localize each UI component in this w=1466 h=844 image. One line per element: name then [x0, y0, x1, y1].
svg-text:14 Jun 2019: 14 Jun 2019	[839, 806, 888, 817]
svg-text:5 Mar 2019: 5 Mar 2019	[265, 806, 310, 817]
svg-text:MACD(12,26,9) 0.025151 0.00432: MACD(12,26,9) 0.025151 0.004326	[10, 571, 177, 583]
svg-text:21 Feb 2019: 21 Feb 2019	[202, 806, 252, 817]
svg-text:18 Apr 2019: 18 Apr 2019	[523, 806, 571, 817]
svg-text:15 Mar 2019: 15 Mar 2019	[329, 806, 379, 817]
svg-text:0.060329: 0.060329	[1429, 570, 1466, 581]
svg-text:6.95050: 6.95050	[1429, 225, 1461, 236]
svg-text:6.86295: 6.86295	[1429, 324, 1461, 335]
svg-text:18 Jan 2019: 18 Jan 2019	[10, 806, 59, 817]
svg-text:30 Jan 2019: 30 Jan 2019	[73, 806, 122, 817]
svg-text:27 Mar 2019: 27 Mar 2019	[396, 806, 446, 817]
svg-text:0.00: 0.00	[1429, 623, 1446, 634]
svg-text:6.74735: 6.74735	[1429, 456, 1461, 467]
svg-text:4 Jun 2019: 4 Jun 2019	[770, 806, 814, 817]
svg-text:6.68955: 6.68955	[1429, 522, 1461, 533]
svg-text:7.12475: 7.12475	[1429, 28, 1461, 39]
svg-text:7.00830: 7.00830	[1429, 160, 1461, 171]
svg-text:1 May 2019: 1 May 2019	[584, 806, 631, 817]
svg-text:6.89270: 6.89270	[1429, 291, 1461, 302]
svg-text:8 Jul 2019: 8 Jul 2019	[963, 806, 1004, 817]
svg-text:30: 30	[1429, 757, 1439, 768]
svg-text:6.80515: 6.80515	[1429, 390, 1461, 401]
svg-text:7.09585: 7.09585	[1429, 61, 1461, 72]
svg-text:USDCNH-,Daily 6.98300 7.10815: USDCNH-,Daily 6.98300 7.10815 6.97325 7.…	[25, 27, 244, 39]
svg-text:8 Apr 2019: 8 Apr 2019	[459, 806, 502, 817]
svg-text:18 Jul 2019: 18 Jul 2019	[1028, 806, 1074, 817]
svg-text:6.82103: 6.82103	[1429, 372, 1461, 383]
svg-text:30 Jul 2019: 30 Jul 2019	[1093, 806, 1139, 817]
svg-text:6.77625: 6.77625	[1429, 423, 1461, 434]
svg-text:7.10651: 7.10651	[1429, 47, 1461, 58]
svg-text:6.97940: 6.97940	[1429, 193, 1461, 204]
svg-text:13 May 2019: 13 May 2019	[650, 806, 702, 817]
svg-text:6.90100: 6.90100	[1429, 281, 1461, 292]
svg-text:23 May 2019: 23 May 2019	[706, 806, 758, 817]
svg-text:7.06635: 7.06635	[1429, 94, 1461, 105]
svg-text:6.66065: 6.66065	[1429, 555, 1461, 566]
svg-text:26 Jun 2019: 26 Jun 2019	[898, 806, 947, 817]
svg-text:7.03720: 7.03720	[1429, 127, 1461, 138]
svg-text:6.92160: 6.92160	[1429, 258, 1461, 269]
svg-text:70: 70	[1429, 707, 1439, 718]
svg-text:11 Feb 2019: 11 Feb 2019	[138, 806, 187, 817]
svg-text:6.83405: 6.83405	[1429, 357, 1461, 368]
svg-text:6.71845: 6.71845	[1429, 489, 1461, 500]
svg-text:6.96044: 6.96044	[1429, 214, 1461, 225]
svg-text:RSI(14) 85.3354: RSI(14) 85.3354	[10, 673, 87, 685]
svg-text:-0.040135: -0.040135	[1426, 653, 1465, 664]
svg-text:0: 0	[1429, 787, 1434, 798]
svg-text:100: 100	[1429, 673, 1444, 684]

....

• _AIM_: Copy all of the items above line for line, without changing any character or the order.

• _SOLUTION TO THIS PROBLEM_:
localize each UI component in this w=1466 h=844 image. One line per element: name then [x0, y0, x1, y1].
svg-text:14 Jun 2019: 14 Jun 2019	[839, 806, 888, 817]
svg-text:5 Mar 2019: 5 Mar 2019	[265, 806, 310, 817]
svg-text:MACD(12,26,9) 0.025151 0.00432: MACD(12,26,9) 0.025151 0.004326	[10, 571, 177, 583]
svg-text:21 Feb 2019: 21 Feb 2019	[202, 806, 252, 817]
svg-text:18 Apr 2019: 18 Apr 2019	[523, 806, 571, 817]
svg-text:15 Mar 2019: 15 Mar 2019	[329, 806, 379, 817]
svg-text:0.060329: 0.060329	[1429, 570, 1466, 581]
svg-text:6.95050: 6.95050	[1429, 225, 1461, 236]
svg-text:6.86295: 6.86295	[1429, 324, 1461, 335]
svg-text:18 Jan 2019: 18 Jan 2019	[10, 806, 59, 817]
svg-text:30 Jan 2019: 30 Jan 2019	[73, 806, 122, 817]
svg-text:27 Mar 2019: 27 Mar 2019	[396, 806, 446, 817]
svg-text:0.00: 0.00	[1429, 623, 1446, 634]
svg-text:6.74735: 6.74735	[1429, 456, 1461, 467]
svg-text:4 Jun 2019: 4 Jun 2019	[770, 806, 814, 817]
svg-text:6.68955: 6.68955	[1429, 522, 1461, 533]
svg-text:7.12475: 7.12475	[1429, 28, 1461, 39]
svg-text:7.00830: 7.00830	[1429, 160, 1461, 171]
svg-text:1 May 2019: 1 May 2019	[584, 806, 631, 817]
svg-text:6.89270: 6.89270	[1429, 291, 1461, 302]
svg-text:8 Jul 2019: 8 Jul 2019	[963, 806, 1004, 817]
svg-text:30: 30	[1429, 757, 1439, 768]
svg-text:6.80515: 6.80515	[1429, 390, 1461, 401]
svg-text:7.09585: 7.09585	[1429, 61, 1461, 72]
svg-text:USDCNH-,Daily 6.98300 7.10815: USDCNH-,Daily 6.98300 7.10815 6.97325 7.…	[25, 27, 244, 39]
svg-text:8 Apr 2019: 8 Apr 2019	[459, 806, 502, 817]
svg-text:18 Jul 2019: 18 Jul 2019	[1028, 806, 1074, 817]
svg-text:6.82103: 6.82103	[1429, 372, 1461, 383]
svg-text:30 Jul 2019: 30 Jul 2019	[1093, 806, 1139, 817]
svg-text:6.77625: 6.77625	[1429, 423, 1461, 434]
svg-text:7.10651: 7.10651	[1429, 47, 1461, 58]
svg-text:6.97940: 6.97940	[1429, 193, 1461, 204]
svg-text:13 May 2019: 13 May 2019	[650, 806, 702, 817]
svg-text:6.90100: 6.90100	[1429, 281, 1461, 292]
svg-text:23 May 2019: 23 May 2019	[706, 806, 758, 817]
svg-text:7.06635: 7.06635	[1429, 94, 1461, 105]
svg-text:6.66065: 6.66065	[1429, 555, 1461, 566]
svg-text:26 Jun 2019: 26 Jun 2019	[898, 806, 947, 817]
svg-text:7.03720: 7.03720	[1429, 127, 1461, 138]
svg-text:6.92160: 6.92160	[1429, 258, 1461, 269]
svg-text:70: 70	[1429, 707, 1439, 718]
svg-text:11 Feb 2019: 11 Feb 2019	[138, 806, 187, 817]
svg-text:6.83405: 6.83405	[1429, 357, 1461, 368]
svg-text:6.71845: 6.71845	[1429, 489, 1461, 500]
svg-text:6.96044: 6.96044	[1429, 214, 1461, 225]
svg-text:RSI(14) 85.3354: RSI(14) 85.3354	[10, 673, 87, 685]
svg-text:-0.040135: -0.040135	[1426, 653, 1465, 664]
svg-text:0: 0	[1429, 787, 1434, 798]
svg-text:100: 100	[1429, 673, 1444, 684]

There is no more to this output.